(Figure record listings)

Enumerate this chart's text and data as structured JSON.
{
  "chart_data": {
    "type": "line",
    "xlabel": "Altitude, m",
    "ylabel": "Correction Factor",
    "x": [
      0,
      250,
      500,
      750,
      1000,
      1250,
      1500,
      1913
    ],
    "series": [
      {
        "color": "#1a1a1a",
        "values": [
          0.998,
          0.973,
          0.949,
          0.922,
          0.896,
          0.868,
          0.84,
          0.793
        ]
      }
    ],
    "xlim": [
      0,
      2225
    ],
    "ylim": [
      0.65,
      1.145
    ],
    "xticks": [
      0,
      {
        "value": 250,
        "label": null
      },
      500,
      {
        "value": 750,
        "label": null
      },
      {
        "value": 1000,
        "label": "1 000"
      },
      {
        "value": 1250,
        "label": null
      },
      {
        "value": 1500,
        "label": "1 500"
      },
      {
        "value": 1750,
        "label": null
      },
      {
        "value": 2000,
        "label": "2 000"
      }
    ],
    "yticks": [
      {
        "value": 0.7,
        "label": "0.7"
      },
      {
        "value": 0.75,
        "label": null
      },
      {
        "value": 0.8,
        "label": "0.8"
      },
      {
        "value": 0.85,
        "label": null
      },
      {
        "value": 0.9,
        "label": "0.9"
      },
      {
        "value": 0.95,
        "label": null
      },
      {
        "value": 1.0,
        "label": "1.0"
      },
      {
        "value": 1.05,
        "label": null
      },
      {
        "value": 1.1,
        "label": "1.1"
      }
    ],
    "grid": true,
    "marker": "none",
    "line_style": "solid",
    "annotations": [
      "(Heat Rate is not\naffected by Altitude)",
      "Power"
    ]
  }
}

Given instruction -
Gather every line from the listing above in which the word "Altitude" appears.

Answer to this exercise -
    "xlabel": "Altitude, m",
      "(Heat Rate is not\naffected by Altitude)",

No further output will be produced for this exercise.